WHAT IS EXPECTED:
Can you reproduce the entries below verbatim, starting with the first one and ending with the line that contains "cut-icon[interactable]: ✂ [561, 47, 581, 67]", both included?

DATA EXCERPTS:
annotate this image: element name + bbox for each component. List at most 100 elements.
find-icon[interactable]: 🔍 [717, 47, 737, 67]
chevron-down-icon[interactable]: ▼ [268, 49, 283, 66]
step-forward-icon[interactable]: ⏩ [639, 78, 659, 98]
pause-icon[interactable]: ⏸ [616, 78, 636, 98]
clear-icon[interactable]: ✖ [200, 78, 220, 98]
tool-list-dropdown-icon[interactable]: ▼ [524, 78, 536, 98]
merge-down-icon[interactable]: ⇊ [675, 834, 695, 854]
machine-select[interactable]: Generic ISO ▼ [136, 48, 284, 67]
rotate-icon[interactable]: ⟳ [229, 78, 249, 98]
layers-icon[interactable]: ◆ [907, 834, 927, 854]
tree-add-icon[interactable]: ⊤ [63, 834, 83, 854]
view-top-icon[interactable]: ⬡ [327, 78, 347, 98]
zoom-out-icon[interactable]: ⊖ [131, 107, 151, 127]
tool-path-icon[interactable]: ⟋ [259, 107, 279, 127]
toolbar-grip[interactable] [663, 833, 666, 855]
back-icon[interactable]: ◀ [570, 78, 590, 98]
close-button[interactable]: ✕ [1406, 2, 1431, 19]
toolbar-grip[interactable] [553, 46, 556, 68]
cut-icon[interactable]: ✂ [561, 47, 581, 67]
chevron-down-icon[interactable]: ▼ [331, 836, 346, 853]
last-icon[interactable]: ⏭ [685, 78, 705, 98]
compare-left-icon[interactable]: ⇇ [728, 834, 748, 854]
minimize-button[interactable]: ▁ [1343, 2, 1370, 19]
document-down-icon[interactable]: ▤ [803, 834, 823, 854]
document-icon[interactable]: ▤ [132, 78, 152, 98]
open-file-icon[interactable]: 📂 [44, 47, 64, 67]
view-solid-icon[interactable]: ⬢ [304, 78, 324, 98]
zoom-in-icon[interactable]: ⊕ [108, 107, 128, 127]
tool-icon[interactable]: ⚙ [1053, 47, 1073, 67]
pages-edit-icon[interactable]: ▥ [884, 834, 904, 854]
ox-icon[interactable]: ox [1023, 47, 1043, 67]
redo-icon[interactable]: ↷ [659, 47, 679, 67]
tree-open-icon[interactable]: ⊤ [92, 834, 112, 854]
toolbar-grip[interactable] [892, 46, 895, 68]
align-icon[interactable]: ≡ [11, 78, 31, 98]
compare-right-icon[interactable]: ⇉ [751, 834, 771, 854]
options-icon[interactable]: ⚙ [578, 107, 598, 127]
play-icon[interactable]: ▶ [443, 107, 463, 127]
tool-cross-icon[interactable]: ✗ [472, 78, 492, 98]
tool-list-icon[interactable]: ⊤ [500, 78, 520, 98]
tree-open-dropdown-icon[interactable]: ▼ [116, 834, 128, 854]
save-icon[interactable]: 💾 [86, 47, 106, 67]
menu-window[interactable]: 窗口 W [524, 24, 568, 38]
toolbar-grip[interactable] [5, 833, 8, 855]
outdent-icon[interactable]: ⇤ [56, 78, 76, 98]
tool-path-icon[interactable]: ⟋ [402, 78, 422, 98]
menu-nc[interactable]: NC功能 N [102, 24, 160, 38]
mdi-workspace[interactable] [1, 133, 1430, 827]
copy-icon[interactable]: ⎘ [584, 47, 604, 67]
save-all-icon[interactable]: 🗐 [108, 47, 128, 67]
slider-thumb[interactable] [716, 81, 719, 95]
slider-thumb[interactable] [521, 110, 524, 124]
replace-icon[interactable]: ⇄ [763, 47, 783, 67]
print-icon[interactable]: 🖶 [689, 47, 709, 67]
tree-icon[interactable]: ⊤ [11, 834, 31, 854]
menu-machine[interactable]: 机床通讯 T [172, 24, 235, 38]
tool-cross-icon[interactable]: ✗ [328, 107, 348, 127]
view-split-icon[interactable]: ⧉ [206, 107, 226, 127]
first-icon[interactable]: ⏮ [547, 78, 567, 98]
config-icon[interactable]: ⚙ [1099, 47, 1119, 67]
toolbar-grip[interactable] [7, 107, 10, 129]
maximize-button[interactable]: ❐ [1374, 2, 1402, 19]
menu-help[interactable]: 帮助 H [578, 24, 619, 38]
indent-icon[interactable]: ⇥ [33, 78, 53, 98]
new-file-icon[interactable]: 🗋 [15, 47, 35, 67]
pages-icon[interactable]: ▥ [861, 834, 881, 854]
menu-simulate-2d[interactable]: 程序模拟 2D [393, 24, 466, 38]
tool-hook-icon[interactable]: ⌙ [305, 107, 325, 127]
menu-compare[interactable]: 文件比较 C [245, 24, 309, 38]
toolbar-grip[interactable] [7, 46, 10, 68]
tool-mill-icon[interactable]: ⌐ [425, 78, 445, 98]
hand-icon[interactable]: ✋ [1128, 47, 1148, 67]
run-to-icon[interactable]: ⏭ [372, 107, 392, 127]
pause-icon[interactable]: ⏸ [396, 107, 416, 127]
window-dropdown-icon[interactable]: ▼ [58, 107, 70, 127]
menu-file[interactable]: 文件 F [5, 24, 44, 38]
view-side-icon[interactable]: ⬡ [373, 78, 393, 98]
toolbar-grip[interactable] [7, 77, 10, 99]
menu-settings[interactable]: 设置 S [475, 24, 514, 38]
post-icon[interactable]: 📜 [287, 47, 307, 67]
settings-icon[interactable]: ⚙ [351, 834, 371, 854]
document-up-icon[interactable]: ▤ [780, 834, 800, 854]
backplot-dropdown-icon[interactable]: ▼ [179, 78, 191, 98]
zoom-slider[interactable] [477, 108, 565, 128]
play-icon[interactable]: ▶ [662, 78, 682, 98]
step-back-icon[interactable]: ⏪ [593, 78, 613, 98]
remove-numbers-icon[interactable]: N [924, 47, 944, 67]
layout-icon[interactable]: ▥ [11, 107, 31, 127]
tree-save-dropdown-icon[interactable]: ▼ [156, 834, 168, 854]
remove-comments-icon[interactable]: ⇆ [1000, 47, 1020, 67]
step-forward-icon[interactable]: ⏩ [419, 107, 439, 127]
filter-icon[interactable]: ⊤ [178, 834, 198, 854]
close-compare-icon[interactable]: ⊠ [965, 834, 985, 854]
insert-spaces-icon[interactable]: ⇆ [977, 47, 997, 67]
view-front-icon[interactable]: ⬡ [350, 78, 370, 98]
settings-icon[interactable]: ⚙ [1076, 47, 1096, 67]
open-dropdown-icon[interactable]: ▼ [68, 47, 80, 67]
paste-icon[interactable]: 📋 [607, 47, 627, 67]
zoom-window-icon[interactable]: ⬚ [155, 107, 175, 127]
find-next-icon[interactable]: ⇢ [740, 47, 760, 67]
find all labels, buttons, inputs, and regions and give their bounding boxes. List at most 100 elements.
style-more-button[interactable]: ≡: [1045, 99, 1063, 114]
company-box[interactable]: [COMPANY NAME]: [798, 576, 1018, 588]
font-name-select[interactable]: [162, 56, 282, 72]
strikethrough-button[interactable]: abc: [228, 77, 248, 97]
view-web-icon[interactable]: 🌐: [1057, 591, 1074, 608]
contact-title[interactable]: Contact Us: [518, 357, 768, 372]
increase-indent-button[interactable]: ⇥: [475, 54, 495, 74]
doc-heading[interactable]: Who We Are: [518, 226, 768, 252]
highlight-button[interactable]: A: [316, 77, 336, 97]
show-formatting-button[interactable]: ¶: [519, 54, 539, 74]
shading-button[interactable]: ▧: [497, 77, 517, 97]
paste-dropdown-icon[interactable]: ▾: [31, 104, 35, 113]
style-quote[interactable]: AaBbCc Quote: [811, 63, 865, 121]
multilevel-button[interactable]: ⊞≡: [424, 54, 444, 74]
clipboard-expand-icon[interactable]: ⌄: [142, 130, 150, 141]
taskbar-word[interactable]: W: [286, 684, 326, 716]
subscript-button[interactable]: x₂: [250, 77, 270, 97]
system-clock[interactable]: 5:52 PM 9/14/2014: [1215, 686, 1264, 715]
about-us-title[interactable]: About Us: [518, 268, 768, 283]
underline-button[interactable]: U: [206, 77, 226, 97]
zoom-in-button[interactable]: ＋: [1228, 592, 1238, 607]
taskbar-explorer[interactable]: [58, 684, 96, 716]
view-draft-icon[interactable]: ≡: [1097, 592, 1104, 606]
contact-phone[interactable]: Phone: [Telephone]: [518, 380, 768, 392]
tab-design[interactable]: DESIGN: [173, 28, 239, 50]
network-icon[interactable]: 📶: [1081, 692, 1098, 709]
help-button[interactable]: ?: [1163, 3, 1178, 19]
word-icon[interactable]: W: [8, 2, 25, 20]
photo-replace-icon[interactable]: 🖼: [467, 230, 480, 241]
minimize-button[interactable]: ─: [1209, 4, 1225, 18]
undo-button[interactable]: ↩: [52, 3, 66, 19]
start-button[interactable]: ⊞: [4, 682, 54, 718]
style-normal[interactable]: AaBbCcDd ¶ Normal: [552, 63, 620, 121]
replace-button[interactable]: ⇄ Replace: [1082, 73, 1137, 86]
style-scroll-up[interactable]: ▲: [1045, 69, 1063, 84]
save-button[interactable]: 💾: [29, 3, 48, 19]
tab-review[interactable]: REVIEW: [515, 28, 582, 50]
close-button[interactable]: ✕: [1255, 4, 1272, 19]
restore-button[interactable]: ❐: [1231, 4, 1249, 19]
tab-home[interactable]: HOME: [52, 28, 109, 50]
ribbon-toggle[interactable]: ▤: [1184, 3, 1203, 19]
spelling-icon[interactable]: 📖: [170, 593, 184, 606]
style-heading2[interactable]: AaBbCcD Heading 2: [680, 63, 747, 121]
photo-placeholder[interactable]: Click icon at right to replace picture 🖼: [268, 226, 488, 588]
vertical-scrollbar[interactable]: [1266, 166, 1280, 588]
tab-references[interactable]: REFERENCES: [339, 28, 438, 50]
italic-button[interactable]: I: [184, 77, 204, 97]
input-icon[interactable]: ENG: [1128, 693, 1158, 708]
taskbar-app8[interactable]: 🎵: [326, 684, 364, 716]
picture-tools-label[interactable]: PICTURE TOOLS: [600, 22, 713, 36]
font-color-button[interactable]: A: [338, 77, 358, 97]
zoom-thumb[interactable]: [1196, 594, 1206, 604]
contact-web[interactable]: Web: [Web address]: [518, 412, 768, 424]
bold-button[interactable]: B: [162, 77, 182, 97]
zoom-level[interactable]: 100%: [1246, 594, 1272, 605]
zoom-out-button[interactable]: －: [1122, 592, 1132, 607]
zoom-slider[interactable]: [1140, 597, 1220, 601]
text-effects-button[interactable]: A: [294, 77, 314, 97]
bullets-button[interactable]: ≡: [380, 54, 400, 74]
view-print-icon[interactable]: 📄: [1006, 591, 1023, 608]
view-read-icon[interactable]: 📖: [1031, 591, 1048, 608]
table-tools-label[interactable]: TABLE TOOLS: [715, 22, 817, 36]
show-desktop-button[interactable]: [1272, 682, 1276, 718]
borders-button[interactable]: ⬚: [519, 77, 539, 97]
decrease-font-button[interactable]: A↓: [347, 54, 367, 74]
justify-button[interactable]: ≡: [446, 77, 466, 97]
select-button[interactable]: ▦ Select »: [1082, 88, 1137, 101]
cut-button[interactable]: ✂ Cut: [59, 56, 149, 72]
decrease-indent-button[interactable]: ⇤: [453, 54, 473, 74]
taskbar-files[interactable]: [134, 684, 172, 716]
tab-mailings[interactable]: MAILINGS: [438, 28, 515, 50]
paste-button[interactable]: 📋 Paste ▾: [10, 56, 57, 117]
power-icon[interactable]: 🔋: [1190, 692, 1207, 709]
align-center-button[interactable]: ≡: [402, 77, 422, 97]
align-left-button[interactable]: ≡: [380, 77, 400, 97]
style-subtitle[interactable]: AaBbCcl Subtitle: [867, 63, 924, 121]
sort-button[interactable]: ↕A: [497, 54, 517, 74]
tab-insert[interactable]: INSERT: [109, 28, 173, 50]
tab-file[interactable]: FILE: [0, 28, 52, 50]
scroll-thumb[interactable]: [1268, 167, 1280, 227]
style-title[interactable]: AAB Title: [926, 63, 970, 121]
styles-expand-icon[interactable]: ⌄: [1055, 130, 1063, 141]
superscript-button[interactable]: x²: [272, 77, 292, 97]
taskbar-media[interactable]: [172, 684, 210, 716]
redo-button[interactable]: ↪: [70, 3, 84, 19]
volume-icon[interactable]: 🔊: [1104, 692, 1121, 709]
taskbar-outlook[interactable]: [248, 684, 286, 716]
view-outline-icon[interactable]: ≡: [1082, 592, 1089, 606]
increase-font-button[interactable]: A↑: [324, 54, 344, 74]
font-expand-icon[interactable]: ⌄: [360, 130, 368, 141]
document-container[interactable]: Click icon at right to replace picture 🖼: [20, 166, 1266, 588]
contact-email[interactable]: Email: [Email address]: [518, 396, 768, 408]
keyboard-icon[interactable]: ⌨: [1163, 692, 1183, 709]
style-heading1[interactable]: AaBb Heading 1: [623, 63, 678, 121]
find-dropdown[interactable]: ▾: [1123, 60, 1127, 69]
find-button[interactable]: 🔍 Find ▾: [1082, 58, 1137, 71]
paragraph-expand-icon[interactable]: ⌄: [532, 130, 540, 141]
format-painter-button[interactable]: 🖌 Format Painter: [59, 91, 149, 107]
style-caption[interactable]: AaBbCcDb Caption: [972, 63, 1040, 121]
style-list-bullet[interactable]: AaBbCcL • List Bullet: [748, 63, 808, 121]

EXERCISE RESULT:
annotate this image: element name + bbox for each component. List at most 100 elements.
find-icon[interactable]: 🔍 [717, 47, 737, 67]
chevron-down-icon[interactable]: ▼ [268, 49, 283, 66]
step-forward-icon[interactable]: ⏩ [639, 78, 659, 98]
pause-icon[interactable]: ⏸ [616, 78, 636, 98]
clear-icon[interactable]: ✖ [200, 78, 220, 98]
tool-list-dropdown-icon[interactable]: ▼ [524, 78, 536, 98]
merge-down-icon[interactable]: ⇊ [675, 834, 695, 854]
machine-select[interactable]: Generic ISO ▼ [136, 48, 284, 67]
rotate-icon[interactable]: ⟳ [229, 78, 249, 98]
layers-icon[interactable]: ◆ [907, 834, 927, 854]
tree-add-icon[interactable]: ⊤ [63, 834, 83, 854]
view-top-icon[interactable]: ⬡ [327, 78, 347, 98]
zoom-out-icon[interactable]: ⊖ [131, 107, 151, 127]
tool-path-icon[interactable]: ⟋ [259, 107, 279, 127]
toolbar-grip[interactable] [663, 833, 666, 855]
back-icon[interactable]: ◀ [570, 78, 590, 98]
close-button[interactable]: ✕ [1406, 2, 1431, 19]
toolbar-grip[interactable] [553, 46, 556, 68]
cut-icon[interactable]: ✂ [561, 47, 581, 67]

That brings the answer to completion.